-- Begin --

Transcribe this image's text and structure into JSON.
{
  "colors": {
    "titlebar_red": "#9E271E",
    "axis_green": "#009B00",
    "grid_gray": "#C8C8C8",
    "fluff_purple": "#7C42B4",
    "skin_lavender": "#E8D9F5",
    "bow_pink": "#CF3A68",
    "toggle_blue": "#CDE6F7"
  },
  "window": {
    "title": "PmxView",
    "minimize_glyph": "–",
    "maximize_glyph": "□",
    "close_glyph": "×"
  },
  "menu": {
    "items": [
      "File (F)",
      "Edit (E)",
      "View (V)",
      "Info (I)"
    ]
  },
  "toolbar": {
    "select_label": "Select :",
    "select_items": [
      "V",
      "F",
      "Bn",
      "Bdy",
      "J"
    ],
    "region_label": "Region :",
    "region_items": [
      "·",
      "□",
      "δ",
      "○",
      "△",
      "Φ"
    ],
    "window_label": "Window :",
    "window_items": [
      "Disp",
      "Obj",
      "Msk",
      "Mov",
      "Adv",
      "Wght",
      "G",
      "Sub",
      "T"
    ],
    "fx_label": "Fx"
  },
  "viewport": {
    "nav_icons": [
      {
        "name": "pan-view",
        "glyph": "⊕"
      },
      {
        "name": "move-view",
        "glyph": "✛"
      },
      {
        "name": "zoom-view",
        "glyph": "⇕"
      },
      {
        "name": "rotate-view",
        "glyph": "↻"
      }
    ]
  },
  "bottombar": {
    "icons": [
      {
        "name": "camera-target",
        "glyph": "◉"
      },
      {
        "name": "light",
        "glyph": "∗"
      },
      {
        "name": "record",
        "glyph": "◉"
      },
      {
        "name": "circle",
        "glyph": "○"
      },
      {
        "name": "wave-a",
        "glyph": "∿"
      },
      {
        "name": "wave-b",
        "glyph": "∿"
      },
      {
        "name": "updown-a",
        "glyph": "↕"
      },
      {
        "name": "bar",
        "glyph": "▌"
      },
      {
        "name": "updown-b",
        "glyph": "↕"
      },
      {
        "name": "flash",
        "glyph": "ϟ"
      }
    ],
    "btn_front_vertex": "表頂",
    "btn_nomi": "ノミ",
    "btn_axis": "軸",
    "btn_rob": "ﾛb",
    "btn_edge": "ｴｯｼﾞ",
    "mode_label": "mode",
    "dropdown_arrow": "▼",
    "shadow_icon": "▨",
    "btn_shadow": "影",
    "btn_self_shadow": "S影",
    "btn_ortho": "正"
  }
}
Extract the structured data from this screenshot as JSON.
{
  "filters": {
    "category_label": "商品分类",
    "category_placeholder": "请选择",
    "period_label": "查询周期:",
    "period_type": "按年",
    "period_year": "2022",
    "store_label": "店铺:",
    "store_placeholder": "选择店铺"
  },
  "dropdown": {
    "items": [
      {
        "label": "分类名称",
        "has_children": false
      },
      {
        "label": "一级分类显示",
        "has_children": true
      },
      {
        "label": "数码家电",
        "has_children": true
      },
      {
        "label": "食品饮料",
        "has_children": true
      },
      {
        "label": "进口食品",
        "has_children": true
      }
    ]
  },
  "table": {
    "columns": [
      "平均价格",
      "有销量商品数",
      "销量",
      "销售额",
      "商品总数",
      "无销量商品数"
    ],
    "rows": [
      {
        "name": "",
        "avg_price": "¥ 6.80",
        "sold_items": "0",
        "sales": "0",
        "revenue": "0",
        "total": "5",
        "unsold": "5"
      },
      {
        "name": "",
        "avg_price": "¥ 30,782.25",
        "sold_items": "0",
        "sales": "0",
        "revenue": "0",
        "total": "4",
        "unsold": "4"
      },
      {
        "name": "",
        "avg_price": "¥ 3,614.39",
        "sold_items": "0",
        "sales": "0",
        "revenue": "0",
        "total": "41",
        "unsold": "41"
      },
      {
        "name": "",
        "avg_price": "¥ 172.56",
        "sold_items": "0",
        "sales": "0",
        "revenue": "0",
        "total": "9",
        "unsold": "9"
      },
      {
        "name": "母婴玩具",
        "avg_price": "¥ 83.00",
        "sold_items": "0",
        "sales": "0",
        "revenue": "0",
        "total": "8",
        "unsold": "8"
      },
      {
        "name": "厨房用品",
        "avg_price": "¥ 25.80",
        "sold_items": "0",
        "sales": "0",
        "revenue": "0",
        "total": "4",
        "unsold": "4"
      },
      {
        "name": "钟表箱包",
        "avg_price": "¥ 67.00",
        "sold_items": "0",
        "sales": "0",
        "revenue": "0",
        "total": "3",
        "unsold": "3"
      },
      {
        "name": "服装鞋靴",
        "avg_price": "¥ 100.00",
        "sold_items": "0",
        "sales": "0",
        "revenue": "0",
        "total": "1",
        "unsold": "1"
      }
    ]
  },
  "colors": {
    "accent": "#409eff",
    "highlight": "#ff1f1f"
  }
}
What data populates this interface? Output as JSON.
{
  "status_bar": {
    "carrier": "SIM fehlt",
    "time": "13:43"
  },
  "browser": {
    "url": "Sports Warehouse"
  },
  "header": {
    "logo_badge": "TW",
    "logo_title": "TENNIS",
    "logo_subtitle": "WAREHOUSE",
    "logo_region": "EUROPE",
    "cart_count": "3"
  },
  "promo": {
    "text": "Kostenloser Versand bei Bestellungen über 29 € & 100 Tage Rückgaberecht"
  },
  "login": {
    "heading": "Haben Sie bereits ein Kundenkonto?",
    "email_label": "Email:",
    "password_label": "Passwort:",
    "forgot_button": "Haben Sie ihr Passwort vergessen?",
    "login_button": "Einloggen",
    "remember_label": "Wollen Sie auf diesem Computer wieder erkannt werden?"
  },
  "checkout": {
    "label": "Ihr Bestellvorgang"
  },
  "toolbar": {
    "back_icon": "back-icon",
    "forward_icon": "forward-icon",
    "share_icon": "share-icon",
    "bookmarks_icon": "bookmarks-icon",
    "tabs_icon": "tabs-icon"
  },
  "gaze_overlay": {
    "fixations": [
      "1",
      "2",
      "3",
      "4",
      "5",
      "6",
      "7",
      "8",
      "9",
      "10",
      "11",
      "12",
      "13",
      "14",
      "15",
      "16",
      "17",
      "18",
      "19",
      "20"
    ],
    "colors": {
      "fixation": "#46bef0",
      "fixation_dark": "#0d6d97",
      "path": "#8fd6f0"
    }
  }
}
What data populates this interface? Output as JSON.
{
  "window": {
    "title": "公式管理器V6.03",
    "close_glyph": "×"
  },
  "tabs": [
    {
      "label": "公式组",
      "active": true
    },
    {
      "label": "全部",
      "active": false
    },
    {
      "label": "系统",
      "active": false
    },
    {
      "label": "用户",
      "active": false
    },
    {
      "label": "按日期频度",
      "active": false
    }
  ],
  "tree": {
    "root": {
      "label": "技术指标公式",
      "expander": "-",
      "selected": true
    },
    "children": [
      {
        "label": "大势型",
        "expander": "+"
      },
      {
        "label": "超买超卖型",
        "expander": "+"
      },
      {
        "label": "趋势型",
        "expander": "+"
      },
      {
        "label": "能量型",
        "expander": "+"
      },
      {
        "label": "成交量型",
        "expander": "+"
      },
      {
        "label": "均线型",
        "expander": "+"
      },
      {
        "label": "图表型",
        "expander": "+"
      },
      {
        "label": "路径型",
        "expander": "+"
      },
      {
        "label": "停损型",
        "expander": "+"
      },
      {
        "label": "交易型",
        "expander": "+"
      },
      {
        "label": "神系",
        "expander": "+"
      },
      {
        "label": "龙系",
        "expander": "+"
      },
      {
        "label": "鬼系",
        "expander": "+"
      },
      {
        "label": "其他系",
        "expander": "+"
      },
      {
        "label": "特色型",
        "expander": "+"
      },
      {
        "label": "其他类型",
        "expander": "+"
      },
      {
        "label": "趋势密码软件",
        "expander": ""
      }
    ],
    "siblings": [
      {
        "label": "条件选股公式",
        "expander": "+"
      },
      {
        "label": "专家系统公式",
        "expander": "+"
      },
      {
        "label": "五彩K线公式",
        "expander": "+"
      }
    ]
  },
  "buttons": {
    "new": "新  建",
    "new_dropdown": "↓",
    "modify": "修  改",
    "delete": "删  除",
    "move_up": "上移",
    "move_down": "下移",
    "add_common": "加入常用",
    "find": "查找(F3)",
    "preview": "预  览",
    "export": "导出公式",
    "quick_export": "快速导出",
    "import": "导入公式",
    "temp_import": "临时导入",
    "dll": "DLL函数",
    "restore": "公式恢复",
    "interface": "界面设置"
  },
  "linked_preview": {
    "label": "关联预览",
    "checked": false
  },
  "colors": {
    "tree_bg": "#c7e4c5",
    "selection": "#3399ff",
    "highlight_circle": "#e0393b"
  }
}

-- End --

### What you have to do:
Copy out every line from the data above that has "JSON" in it.

### Result for this exercise:
Transcribe this image's text and structure into JSON.
Extract the structured data from this screenshot as JSON.
What data populates this interface? Output as JSON.
What data populates this interface? Output as JSON.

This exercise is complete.